- _Supplied data_

.....

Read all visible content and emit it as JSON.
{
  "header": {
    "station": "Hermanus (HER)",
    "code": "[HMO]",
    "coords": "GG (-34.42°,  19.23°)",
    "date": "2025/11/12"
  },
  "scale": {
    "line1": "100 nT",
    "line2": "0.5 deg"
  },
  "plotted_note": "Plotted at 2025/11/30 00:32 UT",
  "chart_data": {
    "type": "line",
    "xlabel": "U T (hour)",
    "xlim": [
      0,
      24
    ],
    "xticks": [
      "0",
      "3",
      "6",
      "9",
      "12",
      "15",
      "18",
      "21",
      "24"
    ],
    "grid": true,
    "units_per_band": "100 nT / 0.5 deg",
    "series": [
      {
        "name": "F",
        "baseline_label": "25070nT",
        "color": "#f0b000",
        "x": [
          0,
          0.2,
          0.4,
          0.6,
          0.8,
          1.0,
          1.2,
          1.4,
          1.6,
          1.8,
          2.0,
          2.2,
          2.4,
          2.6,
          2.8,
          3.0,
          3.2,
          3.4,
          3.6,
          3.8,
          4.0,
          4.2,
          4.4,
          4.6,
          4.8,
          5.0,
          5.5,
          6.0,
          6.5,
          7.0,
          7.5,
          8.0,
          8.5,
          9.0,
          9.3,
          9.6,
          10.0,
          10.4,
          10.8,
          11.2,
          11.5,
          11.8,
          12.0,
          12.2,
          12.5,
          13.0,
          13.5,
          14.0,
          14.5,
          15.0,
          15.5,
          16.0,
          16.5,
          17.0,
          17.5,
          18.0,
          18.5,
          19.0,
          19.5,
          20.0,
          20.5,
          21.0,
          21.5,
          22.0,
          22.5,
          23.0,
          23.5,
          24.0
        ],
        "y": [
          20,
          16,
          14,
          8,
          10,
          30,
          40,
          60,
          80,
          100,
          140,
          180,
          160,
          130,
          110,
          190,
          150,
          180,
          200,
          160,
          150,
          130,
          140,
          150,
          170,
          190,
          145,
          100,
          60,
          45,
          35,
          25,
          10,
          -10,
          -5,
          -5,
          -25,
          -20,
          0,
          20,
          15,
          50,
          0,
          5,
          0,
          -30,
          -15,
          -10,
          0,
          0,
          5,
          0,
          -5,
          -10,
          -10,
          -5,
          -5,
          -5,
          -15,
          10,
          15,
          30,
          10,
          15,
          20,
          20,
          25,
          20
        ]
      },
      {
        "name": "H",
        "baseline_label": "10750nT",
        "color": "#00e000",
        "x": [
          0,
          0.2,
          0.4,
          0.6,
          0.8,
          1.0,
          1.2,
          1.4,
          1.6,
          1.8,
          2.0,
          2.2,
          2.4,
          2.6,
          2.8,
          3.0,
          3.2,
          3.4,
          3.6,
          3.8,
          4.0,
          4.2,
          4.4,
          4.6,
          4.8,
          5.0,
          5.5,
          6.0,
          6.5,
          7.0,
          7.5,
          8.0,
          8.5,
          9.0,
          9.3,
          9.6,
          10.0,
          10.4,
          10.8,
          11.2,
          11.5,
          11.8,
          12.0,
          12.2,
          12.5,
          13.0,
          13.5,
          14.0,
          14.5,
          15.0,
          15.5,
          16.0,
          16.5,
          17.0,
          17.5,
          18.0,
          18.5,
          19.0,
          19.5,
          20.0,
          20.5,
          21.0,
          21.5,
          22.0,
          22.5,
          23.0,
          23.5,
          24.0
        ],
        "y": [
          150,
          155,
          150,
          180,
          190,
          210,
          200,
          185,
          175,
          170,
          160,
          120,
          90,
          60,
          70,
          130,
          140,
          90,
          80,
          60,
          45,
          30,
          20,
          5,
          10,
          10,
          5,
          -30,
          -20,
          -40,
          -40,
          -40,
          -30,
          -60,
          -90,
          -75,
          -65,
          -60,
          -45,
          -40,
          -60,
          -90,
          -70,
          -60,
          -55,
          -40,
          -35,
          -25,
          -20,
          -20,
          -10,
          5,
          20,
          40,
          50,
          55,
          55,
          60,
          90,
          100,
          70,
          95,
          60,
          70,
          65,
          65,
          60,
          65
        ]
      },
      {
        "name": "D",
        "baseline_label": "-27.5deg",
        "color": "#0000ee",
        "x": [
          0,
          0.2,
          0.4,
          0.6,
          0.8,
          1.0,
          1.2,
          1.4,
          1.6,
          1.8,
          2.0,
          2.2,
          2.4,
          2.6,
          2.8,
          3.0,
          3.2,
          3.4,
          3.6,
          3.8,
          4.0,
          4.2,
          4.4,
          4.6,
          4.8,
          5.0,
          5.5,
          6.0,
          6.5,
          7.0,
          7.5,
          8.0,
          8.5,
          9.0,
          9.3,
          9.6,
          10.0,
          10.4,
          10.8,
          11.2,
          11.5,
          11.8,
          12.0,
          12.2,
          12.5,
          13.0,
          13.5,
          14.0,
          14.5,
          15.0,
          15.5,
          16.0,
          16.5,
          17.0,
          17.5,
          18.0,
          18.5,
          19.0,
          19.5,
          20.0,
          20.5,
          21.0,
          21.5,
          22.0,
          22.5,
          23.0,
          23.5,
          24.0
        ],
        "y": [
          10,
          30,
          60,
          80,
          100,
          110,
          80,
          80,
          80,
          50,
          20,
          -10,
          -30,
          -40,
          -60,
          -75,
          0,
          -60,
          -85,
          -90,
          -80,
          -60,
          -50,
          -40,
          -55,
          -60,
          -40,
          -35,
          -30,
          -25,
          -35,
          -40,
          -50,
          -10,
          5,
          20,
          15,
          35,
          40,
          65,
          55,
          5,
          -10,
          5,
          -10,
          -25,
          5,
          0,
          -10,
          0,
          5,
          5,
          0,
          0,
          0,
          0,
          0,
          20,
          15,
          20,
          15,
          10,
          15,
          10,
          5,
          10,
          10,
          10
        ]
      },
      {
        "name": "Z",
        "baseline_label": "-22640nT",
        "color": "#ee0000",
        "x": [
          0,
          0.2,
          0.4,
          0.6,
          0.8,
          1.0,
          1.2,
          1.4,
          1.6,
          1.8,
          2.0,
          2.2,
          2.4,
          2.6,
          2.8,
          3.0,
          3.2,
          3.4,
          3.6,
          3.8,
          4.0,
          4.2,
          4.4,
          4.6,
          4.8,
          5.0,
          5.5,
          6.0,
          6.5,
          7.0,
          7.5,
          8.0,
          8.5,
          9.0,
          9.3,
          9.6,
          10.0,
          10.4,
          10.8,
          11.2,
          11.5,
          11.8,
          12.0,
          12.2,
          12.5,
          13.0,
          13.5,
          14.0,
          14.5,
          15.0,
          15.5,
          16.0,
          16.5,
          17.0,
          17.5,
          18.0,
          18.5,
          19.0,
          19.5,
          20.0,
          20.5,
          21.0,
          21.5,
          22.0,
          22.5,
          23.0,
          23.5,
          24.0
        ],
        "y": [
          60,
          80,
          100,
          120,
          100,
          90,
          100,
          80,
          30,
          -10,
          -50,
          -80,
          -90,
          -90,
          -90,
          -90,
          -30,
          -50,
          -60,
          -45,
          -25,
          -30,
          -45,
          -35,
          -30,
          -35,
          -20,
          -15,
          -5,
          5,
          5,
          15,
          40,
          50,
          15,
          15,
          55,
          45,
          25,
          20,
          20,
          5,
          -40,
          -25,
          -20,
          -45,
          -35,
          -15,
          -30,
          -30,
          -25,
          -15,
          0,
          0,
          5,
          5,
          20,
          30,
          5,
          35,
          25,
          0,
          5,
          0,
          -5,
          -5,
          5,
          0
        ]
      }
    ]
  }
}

.....

- _What you have to do_
Copy, from the material above, each line in which the string "color" occurs.

- _Exercise answer_
        "color": "#f0b000",
        "color": "#00e000",
        "color": "#0000ee",
        "color": "#ee0000",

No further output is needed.